WRITTEN TASK A » Can you write out the listing lines from the line with "What elements are" up to and including the line with "104, 114, 114]", leaving out the pictures?

SOURCE EXCERPT »
Okay, great. And then another kind of relatively high-level question. You have a lot of different utilities in a lot of different states. How are you thinking about kind of earned ROE trends over the next 3 years in your base plan?

Linn Evans

Analyst

We don’t see a big change in earned ROEs. We feel like we’re treated fairly now, I would say, in all of our states. We just came out of a rate case in Arkansas, for example, finished that last December and we were pleased. We’d always liked better, but we were certainly pleased. So, we don’t see a reduction in ROEs coming, but we’re going to keep an eye on that of course.

Chris Turnure

Analyst

Okay. So even as you kind of evolve through this set of rate cases and make a lot of investments, we shouldn’t assume that regulatory lag widens or changes or that your actual earned ROE trends lower?

Linn Evans

Analyst

No. We manage that as best as we possibly can under our circumstances, yes.

Chris Turnure

Analyst

Okay. Thanks, Linn.

Linn Evans

Analyst

Thank you.

Operator

Operator

Thank you. And our next question will come from the line of Andrew Weisel with Scotia Howard-Weil. Your line is now open.

WRITTEN TASK B » Could you give the call transcript from "We don’t see a big" up to and including "our circumstances, yes." again, changing "Arkansas" to "Missouri"?

RECORDS FOR THIS EXERCISE »

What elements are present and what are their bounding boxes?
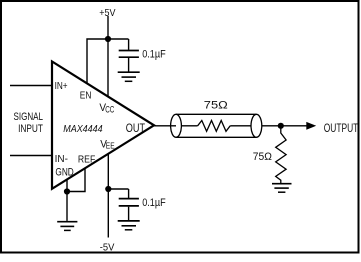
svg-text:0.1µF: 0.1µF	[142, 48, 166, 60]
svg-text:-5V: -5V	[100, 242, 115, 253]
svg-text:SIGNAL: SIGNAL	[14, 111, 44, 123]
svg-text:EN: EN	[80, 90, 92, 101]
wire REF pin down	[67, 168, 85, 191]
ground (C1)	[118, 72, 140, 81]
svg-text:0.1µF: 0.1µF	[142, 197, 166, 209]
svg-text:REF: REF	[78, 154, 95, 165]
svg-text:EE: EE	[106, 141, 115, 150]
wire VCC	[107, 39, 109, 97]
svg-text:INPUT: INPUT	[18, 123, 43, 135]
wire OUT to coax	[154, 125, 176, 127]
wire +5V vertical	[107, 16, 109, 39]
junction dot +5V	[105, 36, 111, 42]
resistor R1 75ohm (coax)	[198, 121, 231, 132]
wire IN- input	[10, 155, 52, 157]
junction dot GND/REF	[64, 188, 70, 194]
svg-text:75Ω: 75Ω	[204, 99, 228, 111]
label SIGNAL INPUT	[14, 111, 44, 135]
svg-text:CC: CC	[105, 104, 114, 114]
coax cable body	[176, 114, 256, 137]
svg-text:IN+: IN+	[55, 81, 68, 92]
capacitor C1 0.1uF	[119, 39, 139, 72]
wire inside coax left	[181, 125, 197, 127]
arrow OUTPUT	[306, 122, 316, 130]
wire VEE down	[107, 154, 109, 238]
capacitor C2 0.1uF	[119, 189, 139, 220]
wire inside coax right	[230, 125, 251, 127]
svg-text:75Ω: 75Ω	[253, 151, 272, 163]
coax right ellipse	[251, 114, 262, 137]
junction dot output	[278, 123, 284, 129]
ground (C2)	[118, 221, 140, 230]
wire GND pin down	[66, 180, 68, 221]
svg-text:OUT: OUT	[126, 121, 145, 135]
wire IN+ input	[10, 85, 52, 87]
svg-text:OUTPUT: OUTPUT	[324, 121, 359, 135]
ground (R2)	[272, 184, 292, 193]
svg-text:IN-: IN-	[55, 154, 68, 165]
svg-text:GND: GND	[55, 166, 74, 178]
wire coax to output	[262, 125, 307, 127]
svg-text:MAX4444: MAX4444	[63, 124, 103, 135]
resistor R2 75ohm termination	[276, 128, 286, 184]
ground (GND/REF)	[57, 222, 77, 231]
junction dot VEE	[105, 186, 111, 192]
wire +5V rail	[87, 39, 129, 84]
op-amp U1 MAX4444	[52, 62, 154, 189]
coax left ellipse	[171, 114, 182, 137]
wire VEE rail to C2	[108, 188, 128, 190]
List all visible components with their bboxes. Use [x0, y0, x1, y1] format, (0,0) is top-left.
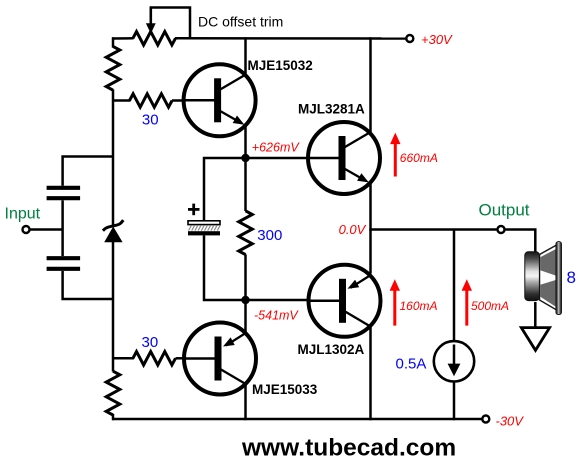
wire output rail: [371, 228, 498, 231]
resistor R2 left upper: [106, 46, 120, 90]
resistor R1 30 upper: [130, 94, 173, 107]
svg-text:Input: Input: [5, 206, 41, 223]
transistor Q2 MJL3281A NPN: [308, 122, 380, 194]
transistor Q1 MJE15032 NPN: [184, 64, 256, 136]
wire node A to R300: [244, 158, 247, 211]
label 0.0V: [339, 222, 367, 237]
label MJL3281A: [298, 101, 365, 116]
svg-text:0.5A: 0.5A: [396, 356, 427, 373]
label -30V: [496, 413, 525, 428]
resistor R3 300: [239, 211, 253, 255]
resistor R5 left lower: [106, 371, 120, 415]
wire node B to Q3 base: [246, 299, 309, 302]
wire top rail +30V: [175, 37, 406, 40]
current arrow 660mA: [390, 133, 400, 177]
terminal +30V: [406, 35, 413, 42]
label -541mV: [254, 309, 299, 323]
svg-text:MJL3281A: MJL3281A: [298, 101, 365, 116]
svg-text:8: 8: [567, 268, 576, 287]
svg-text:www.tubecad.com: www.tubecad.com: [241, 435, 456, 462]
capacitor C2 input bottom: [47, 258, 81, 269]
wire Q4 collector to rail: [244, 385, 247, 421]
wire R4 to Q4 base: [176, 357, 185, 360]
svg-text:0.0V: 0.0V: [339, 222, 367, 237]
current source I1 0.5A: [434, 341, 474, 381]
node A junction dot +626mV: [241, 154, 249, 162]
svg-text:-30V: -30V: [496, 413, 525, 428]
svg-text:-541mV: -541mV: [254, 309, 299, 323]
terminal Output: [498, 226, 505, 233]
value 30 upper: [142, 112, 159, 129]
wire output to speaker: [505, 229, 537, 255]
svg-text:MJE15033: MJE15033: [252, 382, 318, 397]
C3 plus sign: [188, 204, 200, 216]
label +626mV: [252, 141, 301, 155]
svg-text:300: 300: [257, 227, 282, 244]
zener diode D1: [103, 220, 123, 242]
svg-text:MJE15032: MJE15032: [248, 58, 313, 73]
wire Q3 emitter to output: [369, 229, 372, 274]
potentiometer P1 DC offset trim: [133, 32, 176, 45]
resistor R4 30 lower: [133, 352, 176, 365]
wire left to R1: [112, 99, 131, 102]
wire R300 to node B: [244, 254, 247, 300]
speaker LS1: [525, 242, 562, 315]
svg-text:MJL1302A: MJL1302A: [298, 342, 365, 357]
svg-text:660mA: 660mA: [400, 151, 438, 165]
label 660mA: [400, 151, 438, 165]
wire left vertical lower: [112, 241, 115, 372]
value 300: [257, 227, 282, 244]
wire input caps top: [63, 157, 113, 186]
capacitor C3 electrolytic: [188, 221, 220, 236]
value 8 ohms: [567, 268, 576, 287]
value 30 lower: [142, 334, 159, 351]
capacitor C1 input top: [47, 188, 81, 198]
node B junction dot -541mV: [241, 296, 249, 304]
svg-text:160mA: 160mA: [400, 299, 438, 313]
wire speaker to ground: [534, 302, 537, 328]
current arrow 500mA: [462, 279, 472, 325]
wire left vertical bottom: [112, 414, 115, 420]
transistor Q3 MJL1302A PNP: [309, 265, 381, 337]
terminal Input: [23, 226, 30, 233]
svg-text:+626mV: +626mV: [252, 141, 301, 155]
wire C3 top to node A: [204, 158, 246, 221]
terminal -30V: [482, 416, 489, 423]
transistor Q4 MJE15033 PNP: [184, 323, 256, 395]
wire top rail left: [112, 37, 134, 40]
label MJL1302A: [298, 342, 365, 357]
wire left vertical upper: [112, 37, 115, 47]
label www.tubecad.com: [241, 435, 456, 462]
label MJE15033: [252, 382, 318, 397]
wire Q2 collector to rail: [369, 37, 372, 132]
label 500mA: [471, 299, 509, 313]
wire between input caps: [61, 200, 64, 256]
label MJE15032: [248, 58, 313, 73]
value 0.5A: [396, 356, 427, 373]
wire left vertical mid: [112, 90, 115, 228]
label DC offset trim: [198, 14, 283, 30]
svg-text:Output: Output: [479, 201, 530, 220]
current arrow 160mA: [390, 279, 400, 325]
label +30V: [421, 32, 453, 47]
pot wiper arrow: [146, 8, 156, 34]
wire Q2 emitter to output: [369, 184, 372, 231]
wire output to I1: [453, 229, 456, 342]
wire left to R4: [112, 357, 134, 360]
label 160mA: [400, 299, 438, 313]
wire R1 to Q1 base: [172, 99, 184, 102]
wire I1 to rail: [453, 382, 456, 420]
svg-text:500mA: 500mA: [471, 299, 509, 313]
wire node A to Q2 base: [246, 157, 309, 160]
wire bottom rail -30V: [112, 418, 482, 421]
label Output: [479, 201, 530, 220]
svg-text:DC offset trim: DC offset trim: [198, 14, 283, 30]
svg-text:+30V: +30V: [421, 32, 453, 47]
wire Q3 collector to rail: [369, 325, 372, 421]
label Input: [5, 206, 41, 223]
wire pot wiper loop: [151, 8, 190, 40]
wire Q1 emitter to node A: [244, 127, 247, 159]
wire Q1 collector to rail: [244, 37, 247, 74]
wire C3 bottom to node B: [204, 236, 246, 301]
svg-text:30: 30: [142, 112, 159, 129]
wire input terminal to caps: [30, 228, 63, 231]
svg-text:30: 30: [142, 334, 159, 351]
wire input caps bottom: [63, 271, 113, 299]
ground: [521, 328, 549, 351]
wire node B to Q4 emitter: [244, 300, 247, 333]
* * *
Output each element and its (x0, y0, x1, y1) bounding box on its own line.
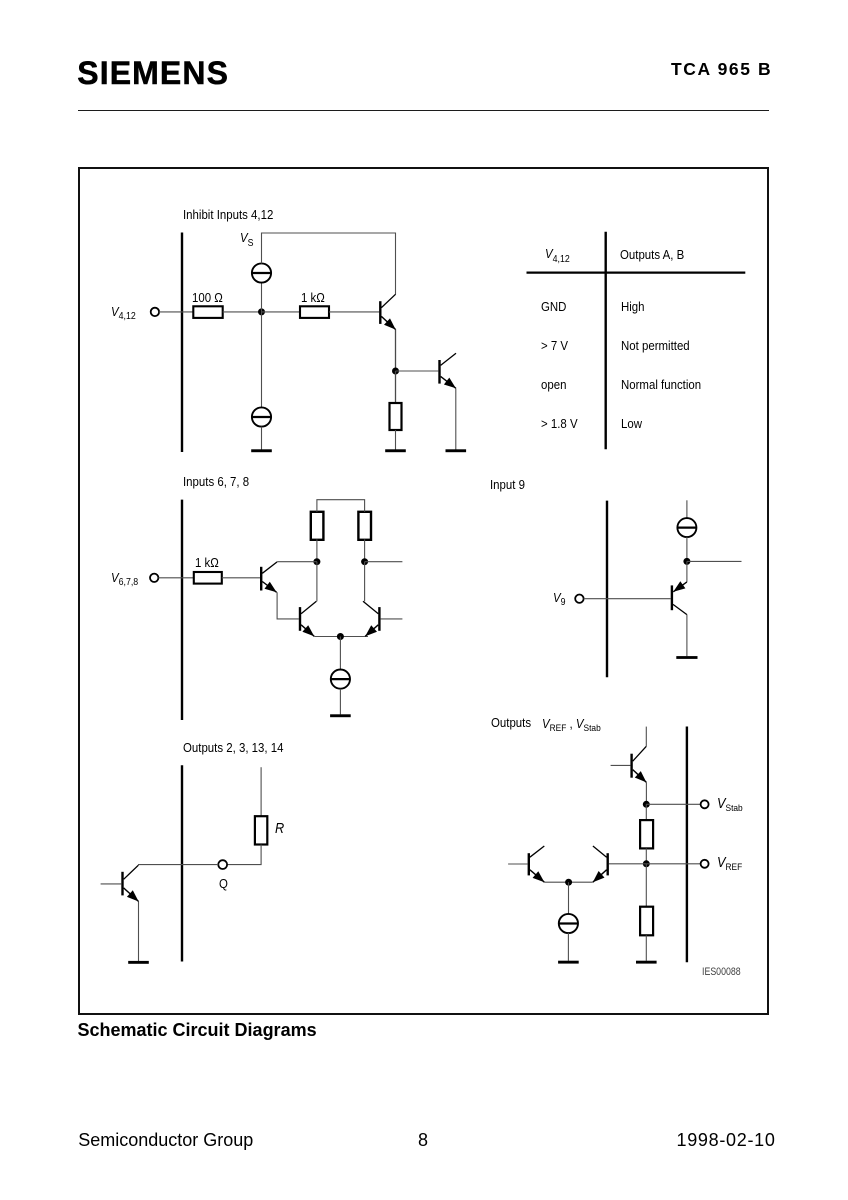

WRITTEN RESPONSE A »
What elements are present and what are their bounding boxes?
svg-text:0.1µF: 0.1µF	[142, 48, 166, 60]
svg-text:-5V: -5V	[100, 242, 115, 253]
svg-text:SIGNAL: SIGNAL	[14, 111, 44, 123]
svg-text:EN: EN	[80, 90, 92, 101]
wire REF pin down	[67, 168, 85, 191]
ground (C1)	[118, 72, 140, 81]
svg-text:0.1µF: 0.1µF	[142, 197, 166, 209]
svg-text:REF: REF	[78, 154, 95, 165]
svg-text:EE: EE	[106, 141, 115, 150]
wire VCC	[107, 39, 109, 97]
svg-text:INPUT: INPUT	[18, 123, 43, 135]
wire OUT to coax	[154, 125, 176, 127]
wire +5V vertical	[107, 16, 109, 39]
junction dot +5V	[105, 36, 111, 42]
resistor R1 75ohm (coax)	[198, 121, 231, 132]
wire IN- input	[10, 155, 52, 157]
junction dot GND/REF	[64, 188, 70, 194]
svg-text:75Ω: 75Ω	[204, 99, 228, 111]
label SIGNAL INPUT	[14, 111, 44, 135]
svg-text:CC: CC	[105, 104, 114, 114]

WRITTEN RESPONSE B »
We don’t see a big change in earned ROEs. We feel like we’re treated fairly now, I would say, in all of our states. We just came out of a rate case in Missouri, for example, finished that last December and we were pleased. We’d always liked better, but we were certainly pleased. So, we don’t see a reduction in ROEs coming, but we’re going to keep an eye on that of course.

Chris Turnure

Analyst

Okay. So even as you kind of evolve through this set of rate cases and make a lot of investments, we shouldn’t assume that regulatory lag widens or changes or that your actual earned ROE trends lower?

Linn Evans

Analyst

No. We manage that as best as we possibly can under our circumstances, yes.